>> Start Task data

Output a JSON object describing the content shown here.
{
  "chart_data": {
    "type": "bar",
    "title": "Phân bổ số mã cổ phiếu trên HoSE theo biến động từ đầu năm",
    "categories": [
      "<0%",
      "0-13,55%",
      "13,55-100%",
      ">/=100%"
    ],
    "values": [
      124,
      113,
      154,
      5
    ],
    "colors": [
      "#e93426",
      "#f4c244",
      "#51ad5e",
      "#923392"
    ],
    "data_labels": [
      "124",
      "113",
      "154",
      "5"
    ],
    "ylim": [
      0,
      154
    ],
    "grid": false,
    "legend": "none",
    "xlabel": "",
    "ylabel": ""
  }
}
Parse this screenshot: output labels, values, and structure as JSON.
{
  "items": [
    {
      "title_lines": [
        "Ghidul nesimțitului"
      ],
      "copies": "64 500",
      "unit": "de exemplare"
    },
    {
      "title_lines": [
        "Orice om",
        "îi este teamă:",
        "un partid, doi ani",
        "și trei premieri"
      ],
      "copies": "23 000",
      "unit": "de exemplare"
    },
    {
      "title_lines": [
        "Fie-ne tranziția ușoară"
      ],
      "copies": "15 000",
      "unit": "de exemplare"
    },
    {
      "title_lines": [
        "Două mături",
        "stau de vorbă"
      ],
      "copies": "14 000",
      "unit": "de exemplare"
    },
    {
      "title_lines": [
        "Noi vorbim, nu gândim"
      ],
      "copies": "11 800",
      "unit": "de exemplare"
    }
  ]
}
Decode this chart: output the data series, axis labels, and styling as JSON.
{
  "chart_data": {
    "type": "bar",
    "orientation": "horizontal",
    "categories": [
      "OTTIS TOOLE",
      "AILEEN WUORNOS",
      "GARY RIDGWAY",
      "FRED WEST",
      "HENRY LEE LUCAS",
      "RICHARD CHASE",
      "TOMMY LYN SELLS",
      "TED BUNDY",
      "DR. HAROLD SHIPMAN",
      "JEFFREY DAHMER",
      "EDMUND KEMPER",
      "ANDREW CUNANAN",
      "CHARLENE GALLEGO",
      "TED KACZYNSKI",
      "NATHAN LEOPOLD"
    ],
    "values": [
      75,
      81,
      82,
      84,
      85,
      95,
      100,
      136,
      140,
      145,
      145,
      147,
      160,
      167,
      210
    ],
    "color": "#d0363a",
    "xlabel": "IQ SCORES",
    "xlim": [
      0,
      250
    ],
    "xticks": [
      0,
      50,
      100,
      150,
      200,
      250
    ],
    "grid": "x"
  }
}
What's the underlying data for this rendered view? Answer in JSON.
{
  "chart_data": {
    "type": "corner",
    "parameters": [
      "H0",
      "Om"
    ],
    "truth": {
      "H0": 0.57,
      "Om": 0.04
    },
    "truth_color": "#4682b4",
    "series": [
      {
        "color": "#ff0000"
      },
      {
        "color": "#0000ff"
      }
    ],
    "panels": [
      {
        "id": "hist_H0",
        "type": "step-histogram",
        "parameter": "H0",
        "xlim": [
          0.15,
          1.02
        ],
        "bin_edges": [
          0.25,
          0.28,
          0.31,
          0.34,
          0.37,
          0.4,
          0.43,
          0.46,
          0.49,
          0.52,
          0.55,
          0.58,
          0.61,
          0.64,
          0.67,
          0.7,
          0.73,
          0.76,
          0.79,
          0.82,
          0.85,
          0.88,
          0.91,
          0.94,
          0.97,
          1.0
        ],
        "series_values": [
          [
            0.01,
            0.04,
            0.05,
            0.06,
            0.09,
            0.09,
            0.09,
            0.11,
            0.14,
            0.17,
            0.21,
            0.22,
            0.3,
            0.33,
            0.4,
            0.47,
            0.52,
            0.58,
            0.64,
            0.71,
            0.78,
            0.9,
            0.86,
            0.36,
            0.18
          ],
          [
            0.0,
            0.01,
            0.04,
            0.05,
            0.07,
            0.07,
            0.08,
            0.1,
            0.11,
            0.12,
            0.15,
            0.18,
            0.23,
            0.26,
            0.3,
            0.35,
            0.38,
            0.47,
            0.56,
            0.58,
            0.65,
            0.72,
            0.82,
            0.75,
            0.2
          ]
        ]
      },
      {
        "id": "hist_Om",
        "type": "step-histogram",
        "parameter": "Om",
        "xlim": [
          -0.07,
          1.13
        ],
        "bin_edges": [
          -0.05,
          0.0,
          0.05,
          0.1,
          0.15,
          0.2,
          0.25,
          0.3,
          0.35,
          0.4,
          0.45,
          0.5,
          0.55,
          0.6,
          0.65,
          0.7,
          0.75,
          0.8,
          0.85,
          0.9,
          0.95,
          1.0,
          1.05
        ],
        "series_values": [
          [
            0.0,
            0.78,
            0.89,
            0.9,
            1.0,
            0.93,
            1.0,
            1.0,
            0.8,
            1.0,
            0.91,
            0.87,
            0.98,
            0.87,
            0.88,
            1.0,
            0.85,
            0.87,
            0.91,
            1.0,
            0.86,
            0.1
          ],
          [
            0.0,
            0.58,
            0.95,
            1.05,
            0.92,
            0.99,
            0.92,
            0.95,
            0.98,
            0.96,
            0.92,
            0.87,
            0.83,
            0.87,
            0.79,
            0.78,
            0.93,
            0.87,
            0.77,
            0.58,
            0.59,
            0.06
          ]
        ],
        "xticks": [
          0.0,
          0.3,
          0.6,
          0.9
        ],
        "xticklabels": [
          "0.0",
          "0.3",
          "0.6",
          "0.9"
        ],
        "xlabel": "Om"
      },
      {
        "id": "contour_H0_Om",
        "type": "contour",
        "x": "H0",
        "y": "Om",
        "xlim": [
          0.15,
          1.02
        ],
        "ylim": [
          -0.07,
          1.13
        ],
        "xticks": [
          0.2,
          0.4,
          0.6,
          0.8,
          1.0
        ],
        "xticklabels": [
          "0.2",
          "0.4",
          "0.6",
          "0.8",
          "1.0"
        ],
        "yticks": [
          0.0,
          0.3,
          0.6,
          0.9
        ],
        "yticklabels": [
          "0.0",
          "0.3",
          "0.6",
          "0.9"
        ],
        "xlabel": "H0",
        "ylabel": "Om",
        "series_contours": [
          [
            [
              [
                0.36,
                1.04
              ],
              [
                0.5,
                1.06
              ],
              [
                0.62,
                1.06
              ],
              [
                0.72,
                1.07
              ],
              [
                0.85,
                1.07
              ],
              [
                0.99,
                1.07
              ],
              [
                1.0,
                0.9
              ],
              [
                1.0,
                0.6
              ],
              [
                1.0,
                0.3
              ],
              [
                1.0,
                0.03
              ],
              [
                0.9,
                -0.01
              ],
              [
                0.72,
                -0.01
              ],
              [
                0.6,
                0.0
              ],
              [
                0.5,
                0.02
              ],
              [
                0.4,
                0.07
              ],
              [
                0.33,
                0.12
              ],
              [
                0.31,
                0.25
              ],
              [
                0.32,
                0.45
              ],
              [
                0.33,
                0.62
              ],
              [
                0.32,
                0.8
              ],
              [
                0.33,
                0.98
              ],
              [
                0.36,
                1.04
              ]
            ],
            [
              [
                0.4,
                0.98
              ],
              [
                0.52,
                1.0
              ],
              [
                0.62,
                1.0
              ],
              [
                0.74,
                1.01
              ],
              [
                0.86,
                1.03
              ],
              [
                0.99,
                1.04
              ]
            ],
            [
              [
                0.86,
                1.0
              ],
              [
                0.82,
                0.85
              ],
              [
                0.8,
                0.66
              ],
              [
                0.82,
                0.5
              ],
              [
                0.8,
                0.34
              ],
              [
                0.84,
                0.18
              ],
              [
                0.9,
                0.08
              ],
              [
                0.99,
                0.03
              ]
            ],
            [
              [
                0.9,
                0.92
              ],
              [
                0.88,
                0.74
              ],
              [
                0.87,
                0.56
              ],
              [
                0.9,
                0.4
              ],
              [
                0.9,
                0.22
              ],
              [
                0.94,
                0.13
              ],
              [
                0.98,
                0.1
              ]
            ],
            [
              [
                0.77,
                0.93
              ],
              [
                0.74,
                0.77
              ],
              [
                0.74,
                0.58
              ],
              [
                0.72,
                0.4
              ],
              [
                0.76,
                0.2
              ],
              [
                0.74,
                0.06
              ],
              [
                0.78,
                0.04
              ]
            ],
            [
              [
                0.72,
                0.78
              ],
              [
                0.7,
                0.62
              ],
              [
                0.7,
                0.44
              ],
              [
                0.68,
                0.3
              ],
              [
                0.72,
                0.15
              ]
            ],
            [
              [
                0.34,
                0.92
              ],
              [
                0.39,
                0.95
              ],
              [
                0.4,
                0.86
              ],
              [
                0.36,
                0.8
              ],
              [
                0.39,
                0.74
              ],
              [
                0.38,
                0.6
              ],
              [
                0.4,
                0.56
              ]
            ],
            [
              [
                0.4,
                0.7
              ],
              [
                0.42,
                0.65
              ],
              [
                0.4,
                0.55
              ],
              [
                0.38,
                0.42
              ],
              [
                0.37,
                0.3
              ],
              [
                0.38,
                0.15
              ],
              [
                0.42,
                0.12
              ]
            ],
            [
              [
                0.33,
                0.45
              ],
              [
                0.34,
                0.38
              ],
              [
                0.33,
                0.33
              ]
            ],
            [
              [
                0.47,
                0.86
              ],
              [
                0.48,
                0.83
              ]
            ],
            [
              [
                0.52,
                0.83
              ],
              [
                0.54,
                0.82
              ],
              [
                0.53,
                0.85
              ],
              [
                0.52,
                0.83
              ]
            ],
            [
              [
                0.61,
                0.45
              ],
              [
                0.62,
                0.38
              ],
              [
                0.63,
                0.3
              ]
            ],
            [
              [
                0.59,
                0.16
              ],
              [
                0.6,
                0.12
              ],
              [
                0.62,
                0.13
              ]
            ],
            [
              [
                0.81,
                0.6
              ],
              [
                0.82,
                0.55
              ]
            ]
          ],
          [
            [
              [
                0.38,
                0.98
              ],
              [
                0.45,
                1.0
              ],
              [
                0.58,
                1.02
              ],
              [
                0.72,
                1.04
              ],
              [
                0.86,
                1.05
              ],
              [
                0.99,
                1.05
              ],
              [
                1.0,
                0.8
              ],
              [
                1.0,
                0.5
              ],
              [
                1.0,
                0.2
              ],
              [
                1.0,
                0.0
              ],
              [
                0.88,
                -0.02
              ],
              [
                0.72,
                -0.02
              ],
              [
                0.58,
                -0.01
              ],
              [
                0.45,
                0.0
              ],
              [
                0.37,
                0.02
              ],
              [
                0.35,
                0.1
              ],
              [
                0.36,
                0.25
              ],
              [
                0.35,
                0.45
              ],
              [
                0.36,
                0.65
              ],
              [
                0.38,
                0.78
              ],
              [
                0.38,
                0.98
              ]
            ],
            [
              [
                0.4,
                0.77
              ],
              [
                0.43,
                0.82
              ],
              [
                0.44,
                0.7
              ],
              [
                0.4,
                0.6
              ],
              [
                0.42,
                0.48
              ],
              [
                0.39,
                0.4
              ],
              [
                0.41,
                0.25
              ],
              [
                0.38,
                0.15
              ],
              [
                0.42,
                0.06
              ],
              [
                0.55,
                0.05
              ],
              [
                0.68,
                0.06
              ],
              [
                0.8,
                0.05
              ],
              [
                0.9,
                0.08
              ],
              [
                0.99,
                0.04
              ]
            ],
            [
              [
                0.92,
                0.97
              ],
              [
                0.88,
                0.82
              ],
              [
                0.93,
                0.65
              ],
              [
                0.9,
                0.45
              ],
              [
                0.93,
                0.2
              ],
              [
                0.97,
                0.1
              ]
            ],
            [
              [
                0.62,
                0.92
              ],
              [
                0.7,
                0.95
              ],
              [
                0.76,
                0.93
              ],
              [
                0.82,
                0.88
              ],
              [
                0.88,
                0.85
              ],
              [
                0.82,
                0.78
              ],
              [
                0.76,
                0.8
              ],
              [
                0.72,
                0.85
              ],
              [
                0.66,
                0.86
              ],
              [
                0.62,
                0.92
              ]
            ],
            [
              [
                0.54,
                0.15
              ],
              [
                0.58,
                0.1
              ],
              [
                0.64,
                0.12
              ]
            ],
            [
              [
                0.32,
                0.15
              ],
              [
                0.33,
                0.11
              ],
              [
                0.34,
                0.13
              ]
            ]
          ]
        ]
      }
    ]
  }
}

>> End Task data

Count every line above that holds the word "copies", and state the number and nothing more.

5